• [Work to do]
Check each line of the material below, and copy it if it holds the string "Login".

===

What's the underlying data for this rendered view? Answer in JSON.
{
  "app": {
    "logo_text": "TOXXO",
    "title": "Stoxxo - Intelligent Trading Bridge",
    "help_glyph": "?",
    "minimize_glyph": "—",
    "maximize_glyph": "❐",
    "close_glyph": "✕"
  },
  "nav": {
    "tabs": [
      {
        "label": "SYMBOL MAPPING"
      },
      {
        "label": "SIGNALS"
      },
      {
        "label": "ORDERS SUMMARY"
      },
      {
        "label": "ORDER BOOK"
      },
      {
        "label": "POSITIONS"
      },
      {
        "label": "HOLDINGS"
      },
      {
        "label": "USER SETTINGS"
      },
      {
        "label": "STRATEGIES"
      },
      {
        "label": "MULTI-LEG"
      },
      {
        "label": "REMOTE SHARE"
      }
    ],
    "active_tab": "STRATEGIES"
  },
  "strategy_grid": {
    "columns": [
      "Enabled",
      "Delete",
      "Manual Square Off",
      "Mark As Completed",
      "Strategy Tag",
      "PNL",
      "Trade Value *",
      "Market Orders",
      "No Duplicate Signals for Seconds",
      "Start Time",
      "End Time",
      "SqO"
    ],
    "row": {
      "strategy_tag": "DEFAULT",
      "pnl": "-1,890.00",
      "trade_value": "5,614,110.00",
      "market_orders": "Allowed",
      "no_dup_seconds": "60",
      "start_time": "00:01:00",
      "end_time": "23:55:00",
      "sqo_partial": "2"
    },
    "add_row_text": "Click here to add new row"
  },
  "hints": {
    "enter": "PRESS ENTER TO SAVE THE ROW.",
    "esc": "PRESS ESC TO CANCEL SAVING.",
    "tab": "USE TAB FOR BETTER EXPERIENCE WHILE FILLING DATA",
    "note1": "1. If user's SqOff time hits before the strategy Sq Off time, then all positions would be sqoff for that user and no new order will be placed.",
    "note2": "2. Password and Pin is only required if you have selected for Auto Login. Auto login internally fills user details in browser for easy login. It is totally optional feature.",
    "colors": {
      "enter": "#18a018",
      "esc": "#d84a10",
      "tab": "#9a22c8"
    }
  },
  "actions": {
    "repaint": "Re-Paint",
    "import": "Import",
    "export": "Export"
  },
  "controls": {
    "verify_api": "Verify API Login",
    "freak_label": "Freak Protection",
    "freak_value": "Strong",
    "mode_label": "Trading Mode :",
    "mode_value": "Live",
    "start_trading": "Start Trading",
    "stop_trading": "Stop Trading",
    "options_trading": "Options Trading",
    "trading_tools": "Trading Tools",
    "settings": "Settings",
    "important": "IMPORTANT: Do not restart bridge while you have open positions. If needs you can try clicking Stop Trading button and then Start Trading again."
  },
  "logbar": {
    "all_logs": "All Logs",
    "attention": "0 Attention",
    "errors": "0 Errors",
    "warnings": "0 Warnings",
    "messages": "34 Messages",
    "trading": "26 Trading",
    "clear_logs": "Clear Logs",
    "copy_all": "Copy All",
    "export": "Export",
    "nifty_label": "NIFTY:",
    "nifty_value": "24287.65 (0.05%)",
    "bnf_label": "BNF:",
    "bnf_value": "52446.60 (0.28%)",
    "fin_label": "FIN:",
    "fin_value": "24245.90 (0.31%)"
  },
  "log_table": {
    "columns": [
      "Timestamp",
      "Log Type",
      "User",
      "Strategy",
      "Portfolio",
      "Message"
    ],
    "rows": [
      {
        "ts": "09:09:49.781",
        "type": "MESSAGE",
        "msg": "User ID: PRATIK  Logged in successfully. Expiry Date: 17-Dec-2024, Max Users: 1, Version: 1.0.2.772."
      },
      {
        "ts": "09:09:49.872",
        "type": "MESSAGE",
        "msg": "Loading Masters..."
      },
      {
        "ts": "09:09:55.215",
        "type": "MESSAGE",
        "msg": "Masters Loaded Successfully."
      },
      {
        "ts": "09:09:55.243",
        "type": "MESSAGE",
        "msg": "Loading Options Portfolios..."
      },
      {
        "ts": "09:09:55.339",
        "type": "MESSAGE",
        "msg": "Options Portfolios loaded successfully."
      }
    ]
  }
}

===

• [Output for this exercise]
    "note2": "2. Password and Pin is only required if you have selected for Auto Login. Auto login internally fills user details in browser for easy login. It is totally optional feature.",
    "verify_api": "Verify API Login",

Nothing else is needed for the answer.